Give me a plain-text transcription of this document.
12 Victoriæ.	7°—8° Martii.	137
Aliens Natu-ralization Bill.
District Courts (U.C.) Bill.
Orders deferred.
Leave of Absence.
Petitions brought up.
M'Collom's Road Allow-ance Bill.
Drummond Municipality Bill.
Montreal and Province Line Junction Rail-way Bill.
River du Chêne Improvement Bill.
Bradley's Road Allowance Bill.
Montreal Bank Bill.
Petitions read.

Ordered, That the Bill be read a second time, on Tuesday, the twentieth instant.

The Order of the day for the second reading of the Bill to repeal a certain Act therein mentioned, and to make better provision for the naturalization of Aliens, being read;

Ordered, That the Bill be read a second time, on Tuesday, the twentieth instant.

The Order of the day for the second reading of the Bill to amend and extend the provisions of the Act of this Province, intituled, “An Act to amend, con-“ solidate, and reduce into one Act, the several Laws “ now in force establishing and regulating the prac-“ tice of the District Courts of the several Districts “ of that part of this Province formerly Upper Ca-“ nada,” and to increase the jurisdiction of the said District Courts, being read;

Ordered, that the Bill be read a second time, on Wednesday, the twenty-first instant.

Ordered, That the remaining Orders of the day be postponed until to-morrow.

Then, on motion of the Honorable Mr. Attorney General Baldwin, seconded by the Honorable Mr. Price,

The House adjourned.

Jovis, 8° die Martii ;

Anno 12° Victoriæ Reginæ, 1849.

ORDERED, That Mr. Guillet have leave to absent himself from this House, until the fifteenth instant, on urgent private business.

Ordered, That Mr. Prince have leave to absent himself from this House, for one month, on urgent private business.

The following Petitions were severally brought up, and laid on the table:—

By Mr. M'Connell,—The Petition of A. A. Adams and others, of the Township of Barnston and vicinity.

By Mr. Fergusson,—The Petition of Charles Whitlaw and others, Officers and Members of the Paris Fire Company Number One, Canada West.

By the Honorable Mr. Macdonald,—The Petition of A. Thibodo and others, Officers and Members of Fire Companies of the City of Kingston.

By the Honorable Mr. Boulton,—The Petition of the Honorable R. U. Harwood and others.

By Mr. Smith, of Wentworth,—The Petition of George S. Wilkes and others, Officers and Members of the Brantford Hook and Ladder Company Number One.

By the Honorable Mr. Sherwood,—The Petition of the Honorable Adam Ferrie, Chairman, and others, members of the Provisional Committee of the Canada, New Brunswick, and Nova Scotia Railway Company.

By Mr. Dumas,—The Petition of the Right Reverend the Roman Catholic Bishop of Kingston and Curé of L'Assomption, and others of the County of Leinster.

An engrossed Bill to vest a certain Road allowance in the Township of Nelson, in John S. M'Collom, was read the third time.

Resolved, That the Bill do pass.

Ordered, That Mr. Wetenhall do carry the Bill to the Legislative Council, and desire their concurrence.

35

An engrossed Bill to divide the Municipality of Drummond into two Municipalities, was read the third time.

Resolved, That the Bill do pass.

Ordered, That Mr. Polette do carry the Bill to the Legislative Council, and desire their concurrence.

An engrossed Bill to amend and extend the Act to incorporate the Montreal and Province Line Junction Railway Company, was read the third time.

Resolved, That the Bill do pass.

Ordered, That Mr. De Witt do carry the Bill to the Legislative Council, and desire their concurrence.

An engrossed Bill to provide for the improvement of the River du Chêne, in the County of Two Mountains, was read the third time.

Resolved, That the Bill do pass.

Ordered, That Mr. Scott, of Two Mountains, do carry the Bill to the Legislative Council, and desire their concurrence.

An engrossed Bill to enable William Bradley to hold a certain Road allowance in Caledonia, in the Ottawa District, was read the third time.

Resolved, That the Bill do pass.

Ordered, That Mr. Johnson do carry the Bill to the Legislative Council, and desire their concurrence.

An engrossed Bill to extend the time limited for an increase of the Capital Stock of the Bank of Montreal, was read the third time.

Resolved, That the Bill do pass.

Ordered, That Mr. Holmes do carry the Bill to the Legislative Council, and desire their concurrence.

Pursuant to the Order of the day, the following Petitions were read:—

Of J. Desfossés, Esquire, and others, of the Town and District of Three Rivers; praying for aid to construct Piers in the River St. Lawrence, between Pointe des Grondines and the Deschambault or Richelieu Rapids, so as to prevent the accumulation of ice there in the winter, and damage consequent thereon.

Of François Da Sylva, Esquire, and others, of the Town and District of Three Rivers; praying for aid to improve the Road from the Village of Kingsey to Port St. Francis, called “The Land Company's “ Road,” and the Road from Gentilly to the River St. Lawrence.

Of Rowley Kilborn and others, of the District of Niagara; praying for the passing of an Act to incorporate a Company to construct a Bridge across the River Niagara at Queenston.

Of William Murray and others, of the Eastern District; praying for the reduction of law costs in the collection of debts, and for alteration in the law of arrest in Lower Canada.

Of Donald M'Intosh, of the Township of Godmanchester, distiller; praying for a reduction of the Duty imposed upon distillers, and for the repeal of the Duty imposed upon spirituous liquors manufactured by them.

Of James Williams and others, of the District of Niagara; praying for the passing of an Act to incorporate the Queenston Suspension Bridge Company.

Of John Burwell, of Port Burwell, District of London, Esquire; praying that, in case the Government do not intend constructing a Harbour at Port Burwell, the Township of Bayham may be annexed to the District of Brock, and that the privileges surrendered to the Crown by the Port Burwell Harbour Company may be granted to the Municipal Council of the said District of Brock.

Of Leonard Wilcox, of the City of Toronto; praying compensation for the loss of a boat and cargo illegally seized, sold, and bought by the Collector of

****

### TASK OBJECTIVE
Quote the material exactly, leaving nothing out.

### RESPONSE TO THIS EXERCISE
Give me a plain-text transcription of this document.
12 Victoriæ.	7°—8° Martii.	137
Aliens Natu-ralization Bill.
District Courts (U.C.) Bill.
Orders deferred.
Leave of Absence.
Petitions brought up.
M'Collom's Road Allow-ance Bill.
Drummond Municipality Bill.
Montreal and Province Line Junction Rail-way Bill.
River du Chêne Improvement Bill.
Bradley's Road Allowance Bill.
Montreal Bank Bill.
Petitions read.

Ordered, That the Bill be read a second time, on Tuesday, the twentieth instant.

The Order of the day for the second reading of the Bill to repeal a certain Act therein mentioned, and to make better provision for the naturalization of Aliens, being read;

Ordered, That the Bill be read a second time, on Tuesday, the twentieth instant.

The Order of the day for the second reading of the Bill to amend and extend the provisions of the Act of this Province, intituled, “An Act to amend, con-“ solidate, and reduce into one Act, the several Laws “ now in force establishing and regulating the prac-“ tice of the District Courts of the several Districts “ of that part of this Province formerly Upper Ca-“ nada,” and to increase the jurisdiction of the said District Courts, being read;

Ordered, that the Bill be read a second time, on Wednesday, the twenty-first instant.

Ordered, That the remaining Orders of the day be postponed until to-morrow.

Then, on motion of the Honorable Mr. Attorney General Baldwin, seconded by the Honorable Mr. Price,

The House adjourned.

Jovis, 8° die Martii ;

Anno 12° Victoriæ Reginæ, 1849.

ORDERED, That Mr. Guillet have leave to absent himself from this House, until the fifteenth instant, on urgent private business.

Ordered, That Mr. Prince have leave to absent himself from this House, for one month, on urgent private business.

The following Petitions were severally brought up, and laid on the table:—

By Mr. M'Connell,—The Petition of A. A. Adams and others, of the Township of Barnston and vicinity.

By Mr. Fergusson,—The Petition of Charles Whitlaw and others, Officers and Members of the Paris Fire Company Number One, Canada West.

By the Honorable Mr. Macdonald,—The Petition of A. Thibodo and others, Officers and Members of Fire Companies of the City of Kingston.

By the Honorable Mr. Boulton,—The Petition of the Honorable R. U. Harwood and others.

By Mr. Smith, of Wentworth,—The Petition of George S. Wilkes and others, Officers and Members of the Brantford Hook and Ladder Company Number One.

By the Honorable Mr. Sherwood,—The Petition of the Honorable Adam Ferrie, Chairman, and others, members of the Provisional Committee of the Canada, New Brunswick, and Nova Scotia Railway Company.

By Mr. Dumas,—The Petition of the Right Reverend the Roman Catholic Bishop of Kingston and Curé of L'Assomption, and others of the County of Leinster.

An engrossed Bill to vest a certain Road allowance in the Township of Nelson, in John S. M'Collom, was read the third time.

Resolved, That the Bill do pass.

Ordered, That Mr. Wetenhall do carry the Bill to the Legislative Council, and desire their concurrence.

35

An engrossed Bill to divide the Municipality of Drummond into two Municipalities, was read the third time.

Resolved, That the Bill do pass.

Ordered, That Mr. Polette do carry the Bill to the Legislative Council, and desire their concurrence.

An engrossed Bill to amend and extend the Act to incorporate the Montreal and Province Line Junction Railway Company, was read the third time.

Resolved, That the Bill do pass.

Ordered, That Mr. De Witt do carry the Bill to the Legislative Council, and desire their concurrence.

An engrossed Bill to provide for the improvement of the River du Chêne, in the County of Two Mountains, was read the third time.

Resolved, That the Bill do pass.

Ordered, That Mr. Scott, of Two Mountains, do carry the Bill to the Legislative Council, and desire their concurrence.

An engrossed Bill to enable William Bradley to hold a certain Road allowance in Caledonia, in the Ottawa District, was read the third time.

Resolved, That the Bill do pass.

Ordered, That Mr. Johnson do carry the Bill to the Legislative Council, and desire their concurrence.

An engrossed Bill to extend the time limited for an increase of the Capital Stock of the Bank of Montreal, was read the third time.

Resolved, That the Bill do pass.

Ordered, That Mr. Holmes do carry the Bill to the Legislative Council, and desire their concurrence.

Pursuant to the Order of the day, the following Petitions were read:—

Of J. Desfossés, Esquire, and others, of the Town and District of Three Rivers; praying for aid to construct Piers in the River St. Lawrence, between Pointe des Grondines and the Deschambault or Richelieu Rapids, so as to prevent the accumulation of ice there in the winter, and damage consequent thereon.

Of François Da Sylva, Esquire, and others, of the Town and District of Three Rivers; praying for aid to improve the Road from the Village of Kingsey to Port St. Francis, called “The Land Company's “ Road,” and the Road from Gentilly to the River St. Lawrence.

Of Rowley Kilborn and others, of the District of Niagara; praying for the passing of an Act to incorporate a Company to construct a Bridge across the River Niagara at Queenston.

Of William Murray and others, of the Eastern District; praying for the reduction of law costs in the collection of debts, and for alteration in the law of arrest in Lower Canada.

Of Donald M'Intosh, of the Township of Godmanchester, distiller; praying for a reduction of the Duty imposed upon distillers, and for the repeal of the Duty imposed upon spirituous liquors manufactured by them.

Of James Williams and others, of the District of Niagara; praying for the passing of an Act to incorporate the Queenston Suspension Bridge Company.

Of John Burwell, of Port Burwell, District of London, Esquire; praying that, in case the Government do not intend constructing a Harbour at Port Burwell, the Township of Bayham may be annexed to the District of Brock, and that the privileges surrendered to the Crown by the Port Burwell Harbour Company may be granted to the Municipal Council of the said District of Brock.

Of Leonard Wilcox, of the City of Toronto; praying compensation for the loss of a boat and cargo illegally seized, sold, and bought by the Collector of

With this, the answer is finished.